## Written problem
In the records below, tally every line containing "upper". Report only the total.

## Exercise materials
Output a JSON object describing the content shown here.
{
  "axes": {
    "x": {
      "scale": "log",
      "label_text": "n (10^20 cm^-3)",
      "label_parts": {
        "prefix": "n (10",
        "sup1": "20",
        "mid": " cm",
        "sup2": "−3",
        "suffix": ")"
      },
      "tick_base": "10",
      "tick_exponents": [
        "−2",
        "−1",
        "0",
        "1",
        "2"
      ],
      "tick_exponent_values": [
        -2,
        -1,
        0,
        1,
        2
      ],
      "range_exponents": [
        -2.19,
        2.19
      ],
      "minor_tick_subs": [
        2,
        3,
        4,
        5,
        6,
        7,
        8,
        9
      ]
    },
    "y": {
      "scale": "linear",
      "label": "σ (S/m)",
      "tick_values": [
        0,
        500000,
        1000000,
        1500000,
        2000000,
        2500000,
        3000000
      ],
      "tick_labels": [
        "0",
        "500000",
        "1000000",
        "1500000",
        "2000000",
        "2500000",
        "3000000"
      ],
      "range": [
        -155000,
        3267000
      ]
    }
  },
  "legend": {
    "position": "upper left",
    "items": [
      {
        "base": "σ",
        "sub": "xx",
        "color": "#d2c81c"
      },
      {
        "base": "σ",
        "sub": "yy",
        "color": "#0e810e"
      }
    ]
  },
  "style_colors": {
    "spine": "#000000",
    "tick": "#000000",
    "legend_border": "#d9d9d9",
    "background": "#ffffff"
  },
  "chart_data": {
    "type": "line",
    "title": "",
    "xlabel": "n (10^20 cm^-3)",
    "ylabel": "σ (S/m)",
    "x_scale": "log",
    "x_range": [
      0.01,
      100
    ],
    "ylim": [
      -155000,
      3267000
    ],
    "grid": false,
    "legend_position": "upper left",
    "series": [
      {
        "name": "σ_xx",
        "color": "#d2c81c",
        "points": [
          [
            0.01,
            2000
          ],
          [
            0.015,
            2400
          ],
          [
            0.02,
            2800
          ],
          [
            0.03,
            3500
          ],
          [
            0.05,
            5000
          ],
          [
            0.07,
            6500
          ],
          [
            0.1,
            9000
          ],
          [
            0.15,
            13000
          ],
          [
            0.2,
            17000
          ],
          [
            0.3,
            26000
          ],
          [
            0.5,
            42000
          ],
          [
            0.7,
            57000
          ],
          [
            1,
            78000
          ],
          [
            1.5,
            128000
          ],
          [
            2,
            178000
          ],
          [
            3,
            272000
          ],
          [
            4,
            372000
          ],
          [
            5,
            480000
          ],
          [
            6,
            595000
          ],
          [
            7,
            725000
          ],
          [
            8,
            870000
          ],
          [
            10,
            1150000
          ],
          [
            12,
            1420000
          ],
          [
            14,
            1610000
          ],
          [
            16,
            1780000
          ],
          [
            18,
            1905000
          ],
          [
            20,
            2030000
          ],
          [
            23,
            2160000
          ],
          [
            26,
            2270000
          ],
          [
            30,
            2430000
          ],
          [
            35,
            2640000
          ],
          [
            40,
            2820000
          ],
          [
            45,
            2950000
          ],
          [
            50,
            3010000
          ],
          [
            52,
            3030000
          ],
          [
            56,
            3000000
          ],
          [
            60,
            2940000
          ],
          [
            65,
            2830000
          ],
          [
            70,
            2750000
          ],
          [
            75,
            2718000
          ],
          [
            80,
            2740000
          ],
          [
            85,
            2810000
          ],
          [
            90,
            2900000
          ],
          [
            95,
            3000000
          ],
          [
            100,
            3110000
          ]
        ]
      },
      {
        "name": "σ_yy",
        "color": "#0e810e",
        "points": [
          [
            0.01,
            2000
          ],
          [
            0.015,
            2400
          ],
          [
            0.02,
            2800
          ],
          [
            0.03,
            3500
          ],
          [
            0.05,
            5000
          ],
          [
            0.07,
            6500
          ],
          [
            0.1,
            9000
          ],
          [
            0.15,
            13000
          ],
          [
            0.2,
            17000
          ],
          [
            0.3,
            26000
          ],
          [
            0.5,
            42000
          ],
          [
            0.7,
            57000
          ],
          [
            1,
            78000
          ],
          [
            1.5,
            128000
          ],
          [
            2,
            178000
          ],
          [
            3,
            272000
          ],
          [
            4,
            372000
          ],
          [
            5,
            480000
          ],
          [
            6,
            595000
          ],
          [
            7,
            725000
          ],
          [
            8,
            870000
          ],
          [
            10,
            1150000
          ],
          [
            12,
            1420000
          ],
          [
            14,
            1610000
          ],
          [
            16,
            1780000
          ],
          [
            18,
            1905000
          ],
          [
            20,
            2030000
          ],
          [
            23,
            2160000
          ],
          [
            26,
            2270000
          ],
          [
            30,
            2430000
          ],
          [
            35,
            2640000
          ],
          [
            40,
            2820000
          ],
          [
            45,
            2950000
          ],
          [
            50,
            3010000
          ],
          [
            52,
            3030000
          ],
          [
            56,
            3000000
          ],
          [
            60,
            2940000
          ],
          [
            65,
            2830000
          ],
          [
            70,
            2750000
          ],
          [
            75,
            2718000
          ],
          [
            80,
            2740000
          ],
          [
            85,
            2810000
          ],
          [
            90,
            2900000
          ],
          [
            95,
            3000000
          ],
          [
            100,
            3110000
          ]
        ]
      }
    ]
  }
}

## Exercise answer
2